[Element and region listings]
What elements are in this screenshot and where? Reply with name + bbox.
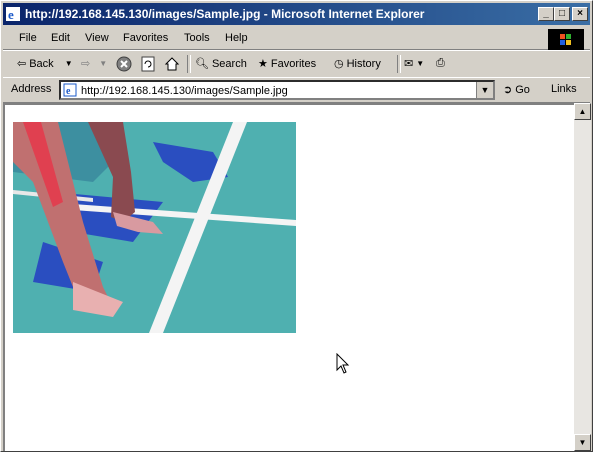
ie-logo-icon: e: [6, 7, 20, 22]
mail-button[interactable]: ✉ ▼: [404, 57, 424, 70]
mail-dropdown-icon: ▼: [416, 59, 425, 68]
back-button[interactable]: ⇦ Back ▼: [17, 57, 73, 71]
toolbar-separator: [187, 55, 191, 73]
svg-text:e: e: [66, 86, 71, 97]
svg-text:e: e: [8, 7, 14, 22]
menu-help[interactable]: Help: [225, 32, 248, 44]
search-icon: 🔍︎: [195, 58, 209, 70]
forward-dropdown-icon[interactable]: ▼: [99, 59, 107, 68]
stop-icon[interactable]: [116, 56, 132, 72]
history-label: History: [346, 57, 381, 70]
search-label: Search: [211, 57, 247, 70]
menu-view[interactable]: View: [85, 32, 109, 44]
address-label: Address: [11, 83, 52, 95]
browser-window: e http://192.168.145.130/images/Sample.j…: [0, 0, 593, 452]
history-button[interactable]: ◷ History: [334, 57, 381, 71]
standard-toolbar: ⇦ Back ▼ ⇨ ▼ 🔍︎ Search ★ Favorites ◷ His…: [3, 50, 590, 78]
forward-button[interactable]: ⇨ ▼: [81, 57, 107, 70]
links-button[interactable]: Links: [551, 83, 577, 95]
minimize-button[interactable]: _: [538, 7, 554, 21]
scroll-up-button[interactable]: ▲: [574, 103, 591, 120]
vertical-scrollbar[interactable]: ▲ ▼: [574, 103, 591, 451]
back-label: Back: [29, 57, 54, 70]
printer-icon: ⎙: [436, 57, 445, 69]
forward-arrow-icon: ⇨: [81, 58, 91, 70]
mouse-pointer-icon: [336, 353, 350, 374]
page-icon: e: [63, 83, 77, 97]
address-bar: Address e http://192.168.145.130/images/…: [3, 77, 590, 103]
home-icon[interactable]: [164, 56, 180, 72]
favorites-star-icon: ★: [258, 58, 268, 70]
maximize-button[interactable]: □: [554, 7, 570, 21]
menu-tools[interactable]: Tools: [184, 32, 210, 44]
history-clock-icon: ◷: [334, 58, 344, 70]
print-button[interactable]: ⎙: [436, 57, 445, 70]
sample-photo: [13, 122, 296, 333]
mail-icon: ✉: [404, 58, 414, 70]
favorites-label: Favorites: [270, 57, 317, 70]
close-button[interactable]: ×: [572, 7, 588, 21]
address-input[interactable]: e http://192.168.145.130/images/Sample.j…: [59, 80, 495, 100]
menu-edit[interactable]: Edit: [51, 32, 70, 44]
toolbar-separator: [397, 55, 401, 73]
menu-favorites[interactable]: Favorites: [123, 32, 168, 44]
back-arrow-icon: ⇦: [17, 58, 27, 70]
menu-bar: File Edit View Favorites Tools Help: [3, 27, 590, 51]
go-arrow-icon: ➲: [503, 84, 513, 96]
windows-throbber-icon: [548, 29, 584, 51]
search-button[interactable]: 🔍︎ Search: [195, 57, 247, 71]
address-dropdown-icon[interactable]: ▼: [476, 82, 493, 98]
title-bar[interactable]: e http://192.168.145.130/images/Sample.j…: [3, 3, 590, 25]
refresh-icon[interactable]: [140, 56, 156, 72]
window-title: http://192.168.145.130/images/Sample.jpg…: [25, 7, 425, 21]
favorites-button[interactable]: ★ Favorites: [258, 57, 317, 71]
menu-file[interactable]: File: [19, 32, 37, 44]
go-label: Go: [515, 83, 530, 96]
back-dropdown-icon[interactable]: ▼: [65, 59, 73, 68]
address-url: http://192.168.145.130/images/Sample.jpg: [81, 85, 288, 97]
scroll-down-button[interactable]: ▼: [574, 434, 591, 451]
go-button[interactable]: ➲ Go: [503, 83, 530, 97]
page-content[interactable]: [3, 103, 574, 451]
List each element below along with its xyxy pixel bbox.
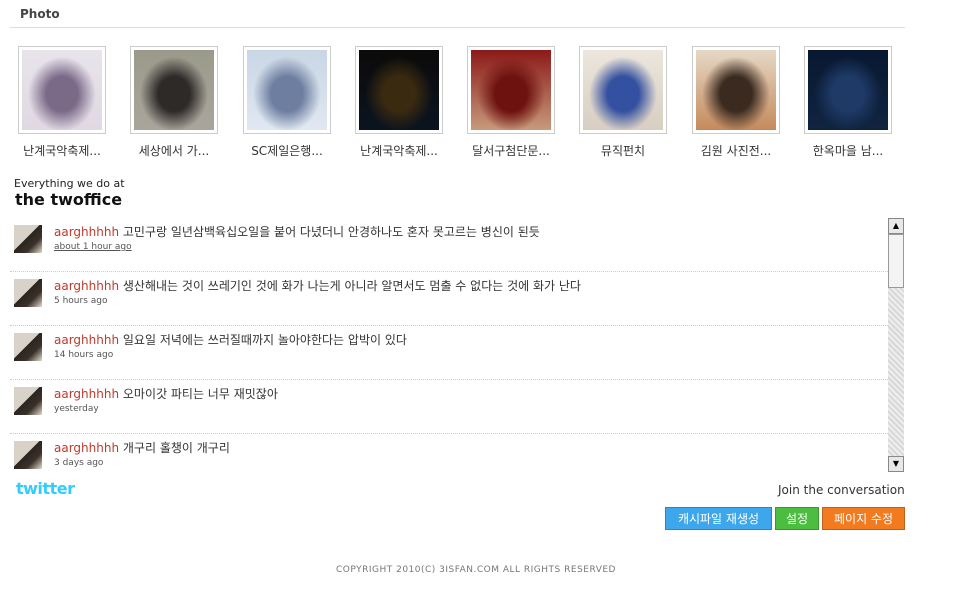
tweet-item: aarghhhhh 일요일 저녁에는 쓰러질때까지 놀아야한다는 압박이 있다 … [10,326,888,380]
photo-thumbnail[interactable] [18,46,106,134]
photo-item[interactable]: 난계국악축제... [355,46,443,158]
photo-caption[interactable]: 한옥마을 남... [792,142,904,159]
photo-item[interactable]: 달서구첨단문... [467,46,555,158]
scroll-up-icon[interactable]: ▲ [888,218,904,234]
regenerate-cache-button[interactable]: 캐시파일 재생성 [665,507,772,530]
tweet-text: 고민구랑 일년삼백육십오일을 붙어 다녔더니 안경하나도 혼자 못고르는 병신이… [119,225,540,239]
avatar[interactable] [14,279,42,307]
photo-thumbnail[interactable] [243,46,331,134]
tweet-username[interactable]: aarghhhhh [54,387,119,401]
twitter-logo[interactable]: twitter [16,479,75,498]
tweet-timestamp[interactable]: 3 days ago [54,458,103,468]
photo-image[interactable] [134,50,214,130]
tweet-username[interactable]: aarghhhhh [54,333,119,347]
settings-button[interactable]: 설정 [775,507,819,530]
photo-thumbnail[interactable] [355,46,443,134]
tweet-item: aarghhhhh 고민구랑 일년삼백육십오일을 붙어 다녔더니 안경하나도 혼… [10,218,888,272]
photo-image[interactable] [696,50,776,130]
tweet-timestamp[interactable]: about 1 hour ago [54,242,132,252]
photo-thumbnail[interactable] [692,46,780,134]
tweet-username[interactable]: aarghhhhh [54,225,119,239]
twitter-feed[interactable]: aarghhhhh 고민구랑 일년삼백육십오일을 붙어 다녔더니 안경하나도 혼… [10,218,888,472]
photo-item[interactable]: 세상에서 가... [130,46,218,158]
photo-image[interactable] [583,50,663,130]
section-divider [10,27,905,28]
avatar[interactable] [14,225,42,253]
photo-image[interactable] [22,50,102,130]
avatar[interactable] [14,333,42,361]
tweet-timestamp[interactable]: yesterday [54,404,99,414]
tweet-timestamp[interactable]: 14 hours ago [54,350,113,360]
photo-item[interactable]: 한옥마을 남... [804,46,892,158]
section-title: Photo [20,7,60,21]
photo-gallery: 난계국악축제... 세상에서 가... SC제일은행... 난계국악축제... … [18,46,908,161]
photo-caption[interactable]: 난계국악축제... [343,142,455,159]
tagline-small: Everything we do at [14,177,125,190]
avatar[interactable] [14,441,42,469]
photo-thumbnail[interactable] [467,46,555,134]
scroll-thumb[interactable] [888,234,904,288]
photo-caption[interactable]: 세상에서 가... [118,142,230,159]
photo-caption[interactable]: 난계국악축제... [6,142,118,159]
tweet-text: 일요일 저녁에는 쓰러질때까지 놀아야한다는 압박이 있다 [119,333,407,347]
photo-thumbnail[interactable] [130,46,218,134]
photo-thumbnail[interactable] [579,46,667,134]
tweet-item: aarghhhhh 오마이갓 파티는 너무 재밋잖아 yesterday [10,380,888,434]
photo-item[interactable]: 김원 사진전... [692,46,780,158]
join-conversation-link[interactable]: Join the conversation [778,483,905,497]
footer-copyright: COPYRIGHT 2010(C) 3ISFAN.COM ALL RIGHTS … [335,565,616,575]
photo-image[interactable] [808,50,888,130]
photo-image[interactable] [247,50,327,130]
tweet-item: aarghhhhh 개구리 홀챙이 개구리 3 days ago [10,434,888,472]
feed-scrollbar[interactable]: ▲ ▼ [888,218,904,472]
tweet-text: 오마이갓 파티는 너무 재밋잖아 [119,387,278,401]
scroll-down-icon[interactable]: ▼ [888,456,904,472]
photo-caption[interactable]: 달서구첨단문... [455,142,567,159]
tweet-timestamp[interactable]: 5 hours ago [54,296,108,306]
tweet-username[interactable]: aarghhhhh [54,279,119,293]
tweet-username[interactable]: aarghhhhh [54,441,119,455]
photo-item[interactable]: SC제일은행... [243,46,331,158]
photo-item[interactable]: 뮤직펀치 [579,46,667,158]
photo-image[interactable] [359,50,439,130]
photo-image[interactable] [471,50,551,130]
photo-caption[interactable]: 뮤직펀치 [567,142,679,159]
tagline-title: the twoffice [15,190,123,209]
photo-thumbnail[interactable] [804,46,892,134]
photo-item[interactable]: 난계국악축제... [18,46,106,158]
avatar[interactable] [14,387,42,415]
tweet-text: 생산해내는 것이 쓰레기인 것에 화가 나는게 아니라 알면서도 멈출 수 없다… [119,279,581,293]
edit-page-button[interactable]: 페이지 수정 [822,507,905,530]
tweet-text: 개구리 홀챙이 개구리 [119,441,230,455]
photo-caption[interactable]: SC제일은행... [231,142,343,159]
photo-caption[interactable]: 김원 사진전... [680,142,792,159]
tweet-item: aarghhhhh 생산해내는 것이 쓰레기인 것에 화가 나는게 아니라 알면… [10,272,888,326]
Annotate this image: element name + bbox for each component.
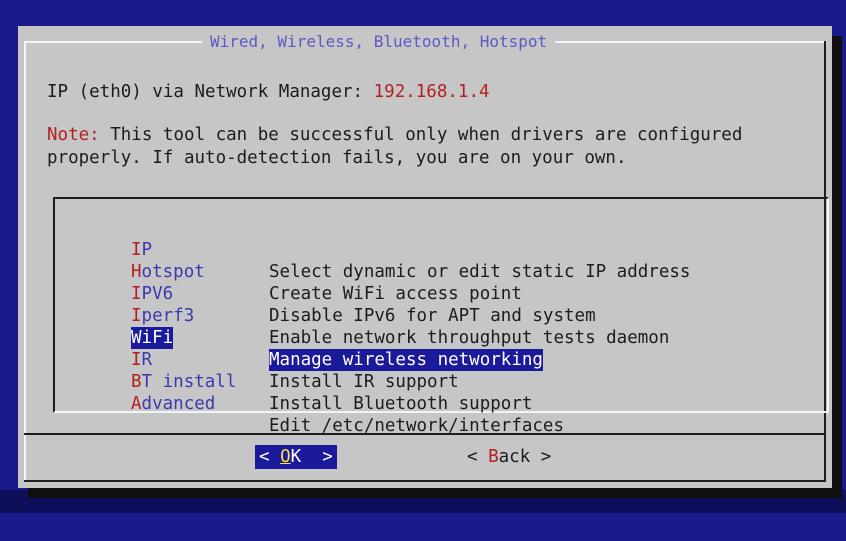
menu-tag-hotkey: A: [131, 394, 142, 414]
menu-item-bt-install[interactable]: BT install Install Bluetooth support: [55, 349, 735, 414]
dialog-title: Wired, Wireless, Bluetooth, Hotspot: [202, 32, 556, 52]
ok-button-label: K >: [290, 447, 333, 467]
menu-item-ip[interactable]: IP Select dynamic or edit static IP addr…: [55, 217, 735, 282]
menu-tag: Advanced: [131, 393, 215, 415]
menu-description: Install Bluetooth support: [269, 394, 533, 414]
screen-background: [0, 490, 846, 513]
note-line-2: properly. If auto-detection fails, you a…: [47, 148, 627, 168]
back-button[interactable]: < Back >: [467, 445, 551, 469]
back-button-label: ack >: [498, 447, 552, 467]
menu-item-ipv6[interactable]: IPV6 Disable IPv6 for APT and system: [55, 261, 735, 326]
button-bar: < OK > < Back >: [18, 445, 832, 469]
menu-item-wifi[interactable]: WiFi Manage wireless networking: [55, 305, 735, 371]
menu-list: IP Select dynamic or edit static IP addr…: [53, 197, 829, 436]
note-text-1: This tool can be successful only when dr…: [99, 125, 743, 145]
ok-button-bracket: <: [259, 447, 281, 467]
network-dialog: Wired, Wireless, Bluetooth, Hotspot IP (…: [18, 26, 832, 488]
menu-item-advanced[interactable]: Advanced Edit /etc/network/interfaces: [55, 371, 735, 436]
ip-info-label: IP (eth0) via Network Manager:: [47, 82, 374, 102]
dialog-border-left: [24, 41, 26, 482]
ip-address: 192.168.1.4: [373, 82, 490, 102]
ok-button[interactable]: < OK >: [255, 445, 337, 469]
menu-item-hotspot[interactable]: Hotspot Create WiFi access point: [55, 239, 735, 304]
back-button-hotkey: B: [488, 447, 499, 467]
ip-info-line: IP (eth0) via Network Manager: 192.168.1…: [47, 81, 490, 103]
menu-item-iperf3[interactable]: Iperf3 Enable network throughput tests d…: [55, 283, 735, 348]
menu-tag-rest: dvanced: [141, 394, 216, 414]
menu-item-ir[interactable]: IR Install IR support: [55, 327, 735, 392]
note-line-1: Note: This tool can be successful only w…: [47, 124, 742, 146]
note-label: Note:: [47, 125, 100, 145]
button-divider: [24, 433, 826, 435]
dialog-border-bottom: [24, 480, 826, 482]
back-button-bracket: <: [467, 447, 489, 467]
ok-button-hotkey: O: [280, 447, 291, 467]
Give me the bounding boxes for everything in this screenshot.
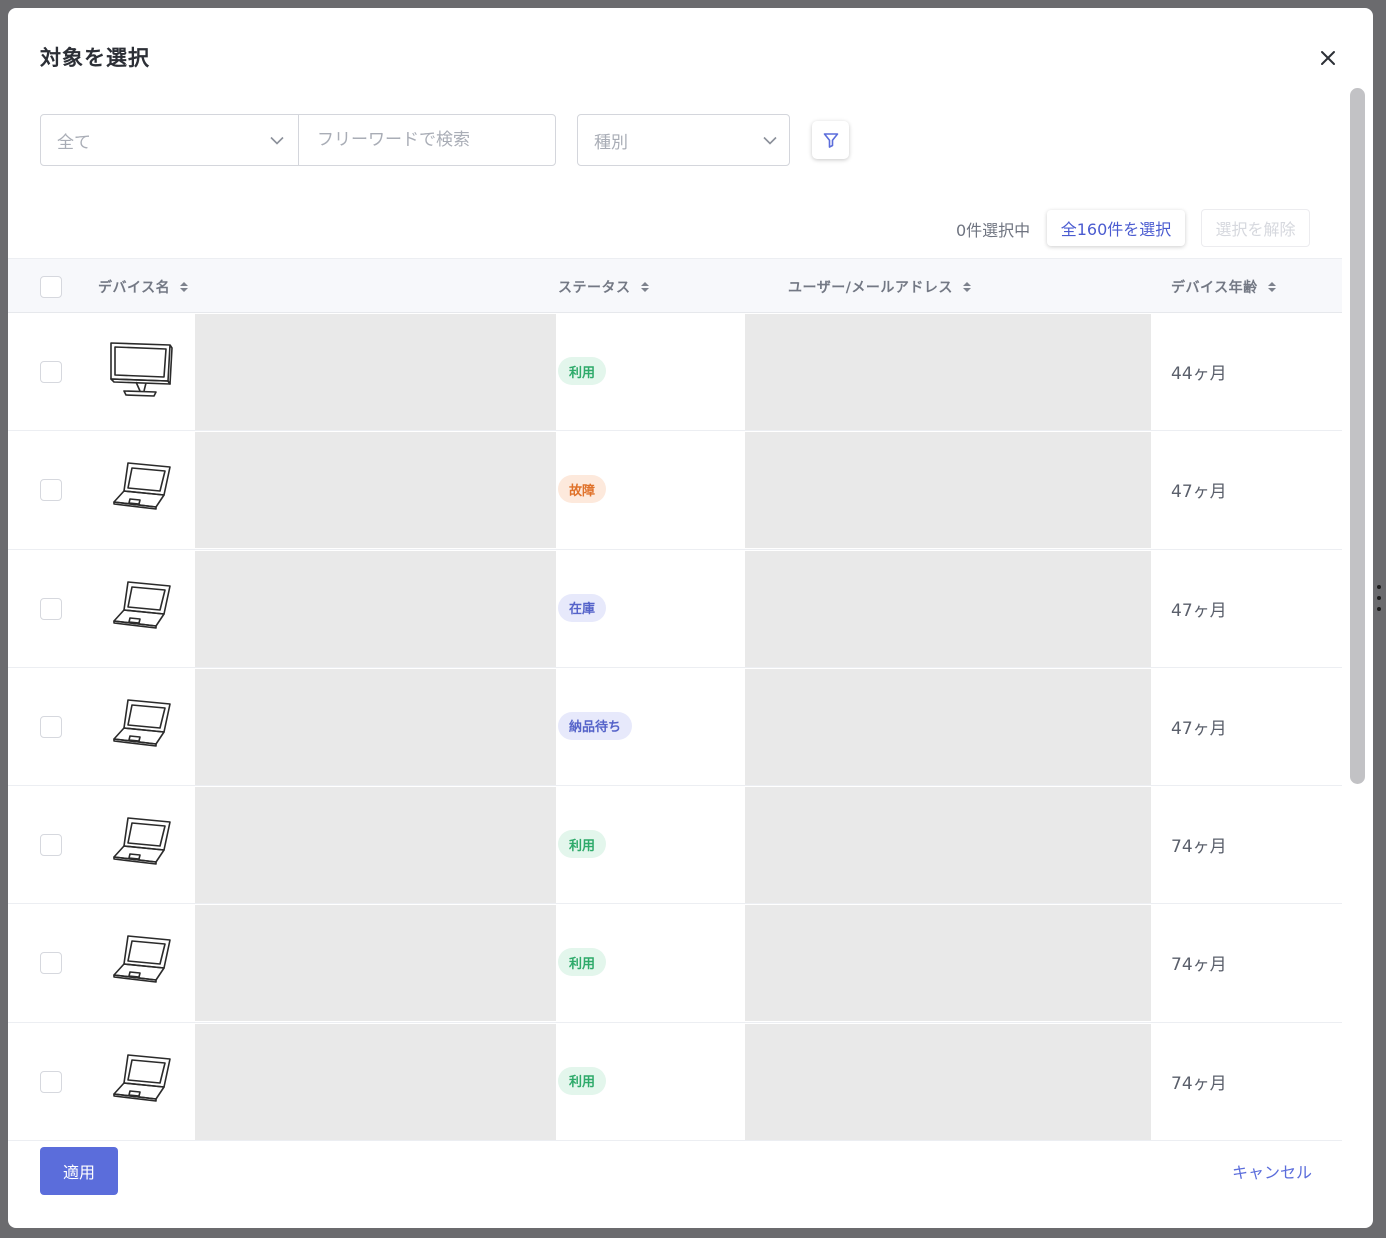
table-row[interactable]: 故障 47ヶ月 [8,431,1342,550]
column-header-device-age[interactable]: デバイス年齢 [1171,259,1276,314]
status-badge: 利用 [558,830,607,859]
filter-icon [823,133,838,148]
table-row[interactable]: 在庫 47ヶ月 [8,550,1342,668]
column-header-user-email[interactable]: ユーザー/メールアドレス [788,259,971,314]
row-checkbox[interactable] [40,597,62,620]
close-icon [1321,51,1335,65]
device-name-redacted [195,905,556,1022]
selection-count: 0件選択中 [956,221,1031,240]
user-email-redacted [745,905,1151,1022]
filter-button[interactable] [812,121,849,159]
user-email-redacted [745,432,1151,549]
device-age: 47ヶ月 [1171,600,1227,621]
sort-icon[interactable] [1267,281,1276,292]
sort-icon[interactable] [640,281,649,292]
scope-select-value: 全て [57,132,91,153]
laptop-icon [104,694,176,756]
device-name-redacted [195,787,556,904]
device-table: デバイス名 ステータス ユーザー/メールアドレス デバイス年齢 利用 44ヶ月 … [8,258,1342,1142]
close-button[interactable] [1314,44,1342,72]
device-name-redacted [195,668,556,785]
type-select[interactable]: 種別 [577,114,790,166]
status-badge: 利用 [558,948,607,977]
status-badge: 利用 [558,357,607,385]
scope-select[interactable]: 全て [40,114,299,166]
device-name-redacted [195,550,556,667]
chevron-down-icon [763,136,777,145]
device-age: 44ヶ月 [1171,364,1227,384]
deselect-button[interactable]: 選択を解除 [1201,209,1310,247]
device-age: 74ヶ月 [1171,955,1227,976]
user-email-redacted [745,314,1151,430]
user-email-redacted [745,550,1151,667]
row-checkbox[interactable] [40,479,62,502]
column-header-status[interactable]: ステータス [558,259,649,314]
row-checkbox[interactable] [40,834,62,857]
table-row[interactable]: 利用 74ヶ月 [8,786,1342,905]
device-name-redacted [195,1023,556,1140]
table-row[interactable]: 利用 74ヶ月 [8,904,1342,1023]
device-age: 47ヶ月 [1171,718,1227,739]
laptop-icon [104,576,176,638]
device-age: 74ヶ月 [1171,837,1227,858]
laptop-icon [104,812,176,874]
laptop-icon [104,457,176,519]
table-row[interactable]: 納品待ち 47ヶ月 [8,668,1342,787]
type-select-placeholder: 種別 [594,132,628,153]
row-checkbox[interactable] [40,1070,62,1093]
modal-title: 対象を選択 [40,46,150,70]
user-email-redacted [745,1023,1151,1140]
search-input[interactable] [298,114,556,166]
scrollbar[interactable] [1350,88,1365,784]
select-all-button[interactable]: 全160件を選択 [1047,210,1185,246]
apply-button[interactable]: 適用 [40,1147,118,1195]
table-header: デバイス名 ステータス ユーザー/メールアドレス デバイス年齢 [8,258,1342,313]
device-name-redacted [195,432,556,549]
chevron-down-icon [270,136,284,145]
desktop-icon [104,339,176,401]
cancel-button[interactable]: キャンセル [1232,1159,1312,1183]
more-options-icon[interactable] [1376,585,1382,611]
status-badge: 在庫 [558,593,607,622]
status-badge: 利用 [558,1066,607,1095]
status-badge: 故障 [558,475,607,504]
device-name-redacted [195,314,556,430]
device-age: 47ヶ月 [1171,482,1227,503]
table-body: 利用 44ヶ月 故障 47ヶ月 在庫 47ヶ月 納品待ち 47ヶ月 利用 74ヶ… [8,313,1342,1142]
row-checkbox[interactable] [40,715,62,738]
select-all-checkbox[interactable] [40,276,62,298]
sort-icon[interactable] [180,281,189,292]
laptop-icon [104,930,176,992]
laptop-icon [104,1049,176,1111]
device-age: 74ヶ月 [1171,1073,1227,1094]
column-header-device-name[interactable]: デバイス名 [98,259,189,314]
table-row[interactable]: 利用 74ヶ月 [8,1023,1342,1142]
backdrop [1372,0,1386,1238]
status-badge: 納品待ち [558,711,633,740]
select-target-modal: 対象を選択 全て 種別 0件選択中 全160件を選択 選択を解除 デバイス名 [8,8,1373,1228]
user-email-redacted [745,668,1151,785]
row-checkbox[interactable] [40,361,62,383]
row-checkbox[interactable] [40,952,62,975]
table-row[interactable]: 利用 44ヶ月 [8,313,1342,432]
sort-icon[interactable] [962,281,971,292]
user-email-redacted [745,787,1151,904]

* _What you will do_
Return every line in the records above that contains the string "뮤직펀치".

* _Task output_
photo-item[interactable]: 뮤직펀치 [579,46,667,158]
photo-caption[interactable]: 뮤직펀치 [567,142,679,159]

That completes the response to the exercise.